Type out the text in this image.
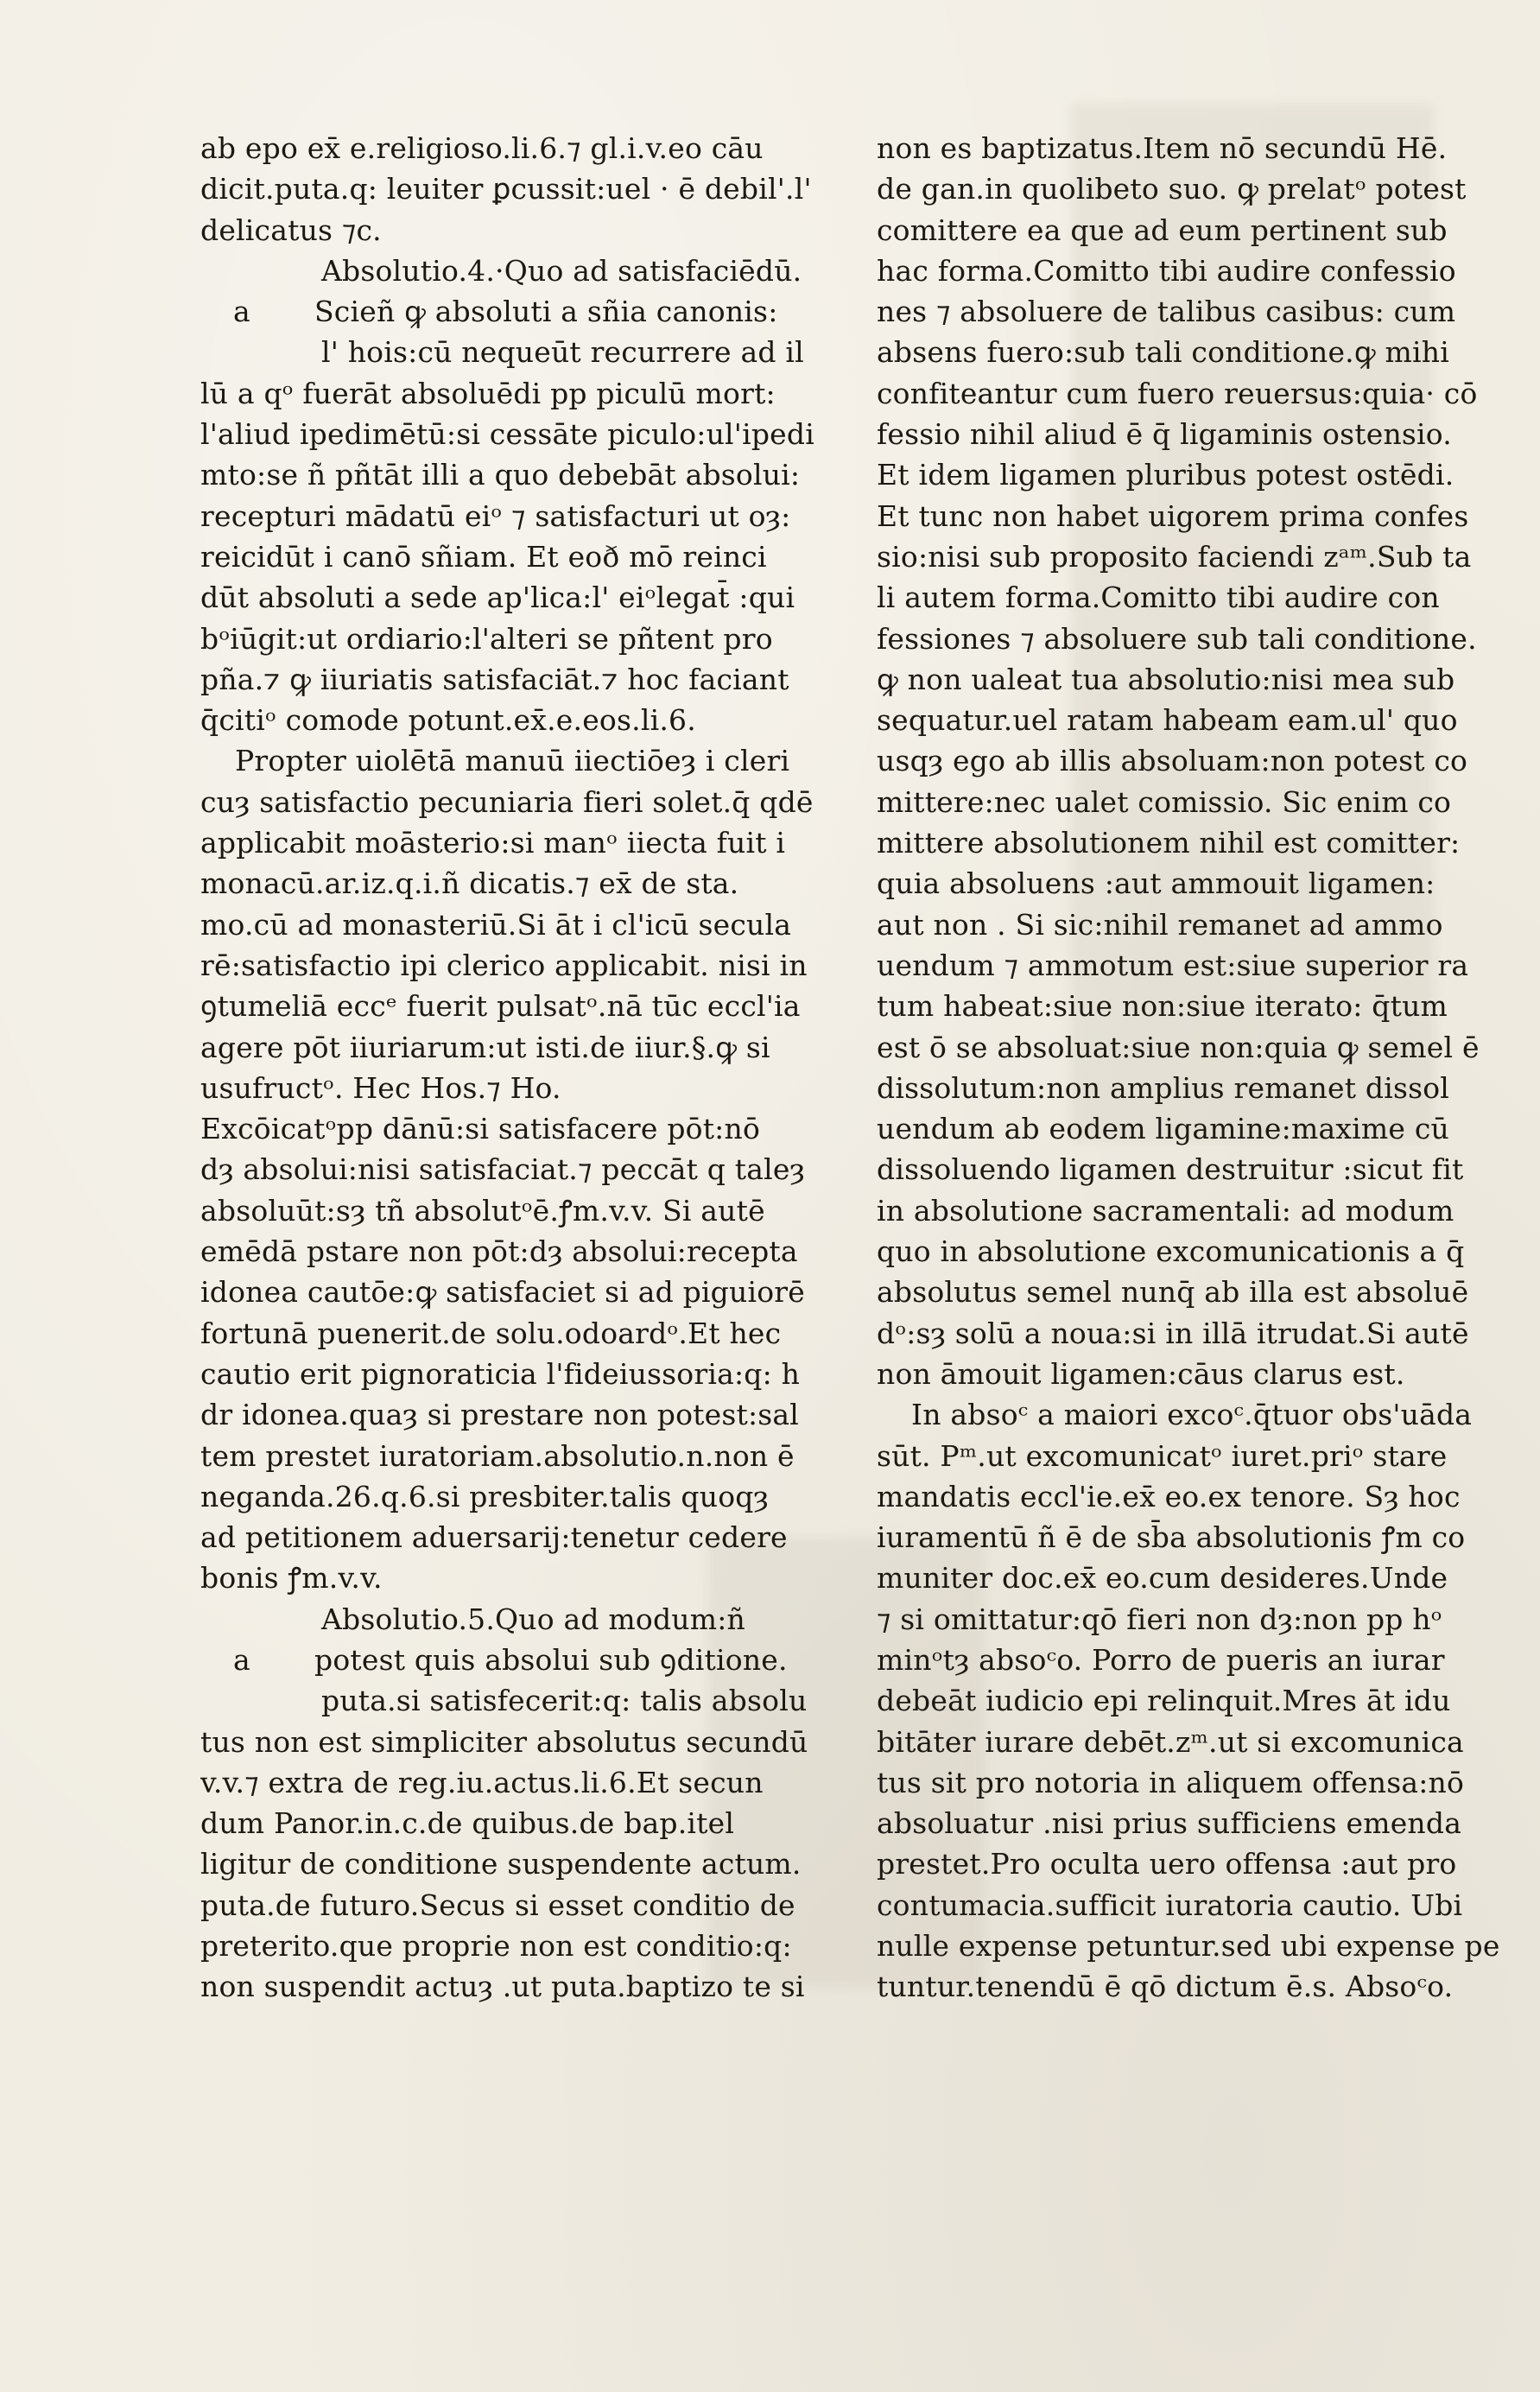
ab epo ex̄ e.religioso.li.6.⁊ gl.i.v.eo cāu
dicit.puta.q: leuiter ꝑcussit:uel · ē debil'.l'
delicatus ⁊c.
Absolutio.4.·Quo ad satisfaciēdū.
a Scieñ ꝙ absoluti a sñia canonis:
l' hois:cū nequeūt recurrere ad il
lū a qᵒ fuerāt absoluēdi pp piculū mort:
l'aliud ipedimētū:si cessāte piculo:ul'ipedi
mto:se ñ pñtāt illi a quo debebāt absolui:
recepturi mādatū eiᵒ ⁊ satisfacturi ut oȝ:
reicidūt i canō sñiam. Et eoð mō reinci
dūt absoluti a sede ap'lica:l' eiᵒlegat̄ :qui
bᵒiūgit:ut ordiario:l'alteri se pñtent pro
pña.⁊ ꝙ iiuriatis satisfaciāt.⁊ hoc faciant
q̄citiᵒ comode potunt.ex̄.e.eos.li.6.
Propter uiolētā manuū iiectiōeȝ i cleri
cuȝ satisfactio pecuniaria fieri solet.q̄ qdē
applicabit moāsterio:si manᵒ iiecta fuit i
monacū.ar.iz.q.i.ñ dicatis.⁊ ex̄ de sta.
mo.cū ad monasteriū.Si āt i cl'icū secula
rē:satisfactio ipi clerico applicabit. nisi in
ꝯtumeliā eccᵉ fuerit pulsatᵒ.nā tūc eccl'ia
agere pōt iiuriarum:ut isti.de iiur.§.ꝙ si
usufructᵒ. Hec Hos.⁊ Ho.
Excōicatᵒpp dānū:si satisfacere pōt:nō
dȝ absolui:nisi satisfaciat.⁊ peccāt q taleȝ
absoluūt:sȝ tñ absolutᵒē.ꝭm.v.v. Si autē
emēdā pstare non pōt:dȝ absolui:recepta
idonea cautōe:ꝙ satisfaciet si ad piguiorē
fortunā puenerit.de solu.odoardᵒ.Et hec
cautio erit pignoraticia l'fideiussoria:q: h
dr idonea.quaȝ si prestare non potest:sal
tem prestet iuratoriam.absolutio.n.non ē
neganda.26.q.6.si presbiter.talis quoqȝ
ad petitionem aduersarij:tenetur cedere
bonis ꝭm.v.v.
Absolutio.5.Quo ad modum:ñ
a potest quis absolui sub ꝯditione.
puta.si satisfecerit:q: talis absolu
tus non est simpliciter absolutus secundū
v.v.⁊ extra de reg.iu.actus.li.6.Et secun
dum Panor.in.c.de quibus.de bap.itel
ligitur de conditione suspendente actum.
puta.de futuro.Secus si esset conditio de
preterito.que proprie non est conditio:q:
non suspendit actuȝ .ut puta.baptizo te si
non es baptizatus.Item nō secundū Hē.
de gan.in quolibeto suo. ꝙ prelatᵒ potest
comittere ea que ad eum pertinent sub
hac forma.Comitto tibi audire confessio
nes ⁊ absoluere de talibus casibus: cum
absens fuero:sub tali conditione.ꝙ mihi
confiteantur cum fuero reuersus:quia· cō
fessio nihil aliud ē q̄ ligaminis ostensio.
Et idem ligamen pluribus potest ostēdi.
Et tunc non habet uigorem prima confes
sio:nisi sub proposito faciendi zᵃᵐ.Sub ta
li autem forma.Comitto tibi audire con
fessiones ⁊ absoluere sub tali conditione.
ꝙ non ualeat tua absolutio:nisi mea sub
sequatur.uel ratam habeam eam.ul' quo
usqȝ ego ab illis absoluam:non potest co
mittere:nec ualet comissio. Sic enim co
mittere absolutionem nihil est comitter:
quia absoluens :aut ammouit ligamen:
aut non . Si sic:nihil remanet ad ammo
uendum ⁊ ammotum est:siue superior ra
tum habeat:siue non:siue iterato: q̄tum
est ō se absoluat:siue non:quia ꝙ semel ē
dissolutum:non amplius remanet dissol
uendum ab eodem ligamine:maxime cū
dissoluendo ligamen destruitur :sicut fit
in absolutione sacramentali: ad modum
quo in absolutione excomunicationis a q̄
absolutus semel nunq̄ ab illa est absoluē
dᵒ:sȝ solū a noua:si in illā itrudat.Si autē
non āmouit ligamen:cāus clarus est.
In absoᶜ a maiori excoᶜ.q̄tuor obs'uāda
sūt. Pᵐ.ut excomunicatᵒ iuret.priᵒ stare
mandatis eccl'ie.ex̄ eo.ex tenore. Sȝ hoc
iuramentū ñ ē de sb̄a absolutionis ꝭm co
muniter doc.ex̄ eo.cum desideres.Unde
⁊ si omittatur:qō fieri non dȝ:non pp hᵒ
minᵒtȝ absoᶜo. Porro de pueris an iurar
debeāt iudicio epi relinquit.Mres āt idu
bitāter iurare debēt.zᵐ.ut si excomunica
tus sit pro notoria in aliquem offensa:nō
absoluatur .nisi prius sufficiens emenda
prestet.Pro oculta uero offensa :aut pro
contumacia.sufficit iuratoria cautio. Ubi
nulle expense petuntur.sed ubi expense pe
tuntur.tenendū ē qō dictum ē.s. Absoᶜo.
---
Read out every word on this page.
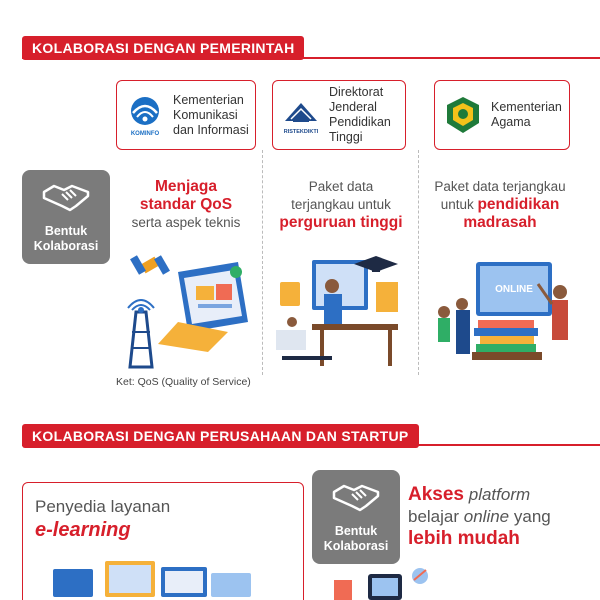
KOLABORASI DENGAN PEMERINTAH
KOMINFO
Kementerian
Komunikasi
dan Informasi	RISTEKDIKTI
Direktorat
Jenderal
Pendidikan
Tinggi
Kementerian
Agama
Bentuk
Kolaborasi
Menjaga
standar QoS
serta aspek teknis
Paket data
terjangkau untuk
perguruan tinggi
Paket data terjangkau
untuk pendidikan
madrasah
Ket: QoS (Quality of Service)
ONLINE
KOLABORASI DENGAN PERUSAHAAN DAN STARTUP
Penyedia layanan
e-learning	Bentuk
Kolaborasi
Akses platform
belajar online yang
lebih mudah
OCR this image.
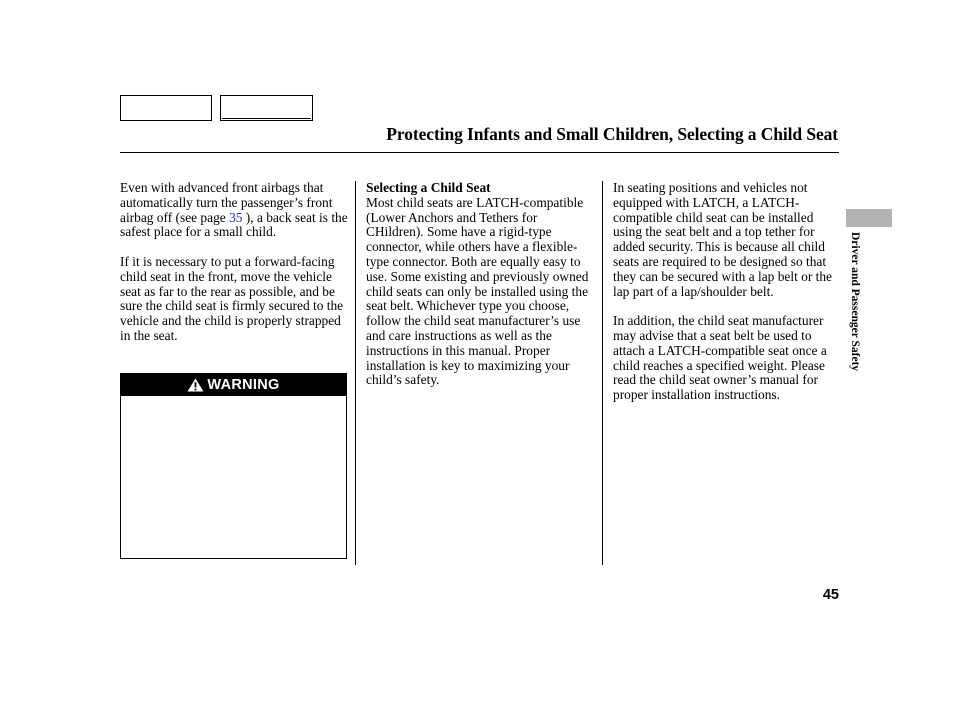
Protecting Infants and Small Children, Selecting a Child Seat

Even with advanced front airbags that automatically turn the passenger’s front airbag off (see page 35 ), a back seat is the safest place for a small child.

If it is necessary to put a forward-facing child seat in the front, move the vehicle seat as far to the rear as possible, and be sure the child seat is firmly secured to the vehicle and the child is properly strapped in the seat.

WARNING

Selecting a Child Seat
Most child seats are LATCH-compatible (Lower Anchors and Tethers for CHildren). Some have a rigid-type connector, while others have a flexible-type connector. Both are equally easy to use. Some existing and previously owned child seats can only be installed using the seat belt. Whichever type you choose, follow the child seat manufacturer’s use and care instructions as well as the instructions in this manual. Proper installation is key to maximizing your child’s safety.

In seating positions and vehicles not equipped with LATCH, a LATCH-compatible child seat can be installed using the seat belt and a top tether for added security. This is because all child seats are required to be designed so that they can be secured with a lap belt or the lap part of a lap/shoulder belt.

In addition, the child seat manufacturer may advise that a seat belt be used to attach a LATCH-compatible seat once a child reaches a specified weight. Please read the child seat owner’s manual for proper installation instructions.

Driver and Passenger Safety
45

▶ Written instruction
Note how many lines in the listing above hold the string "eccl", then give only that figure.

▶ Exercise output
2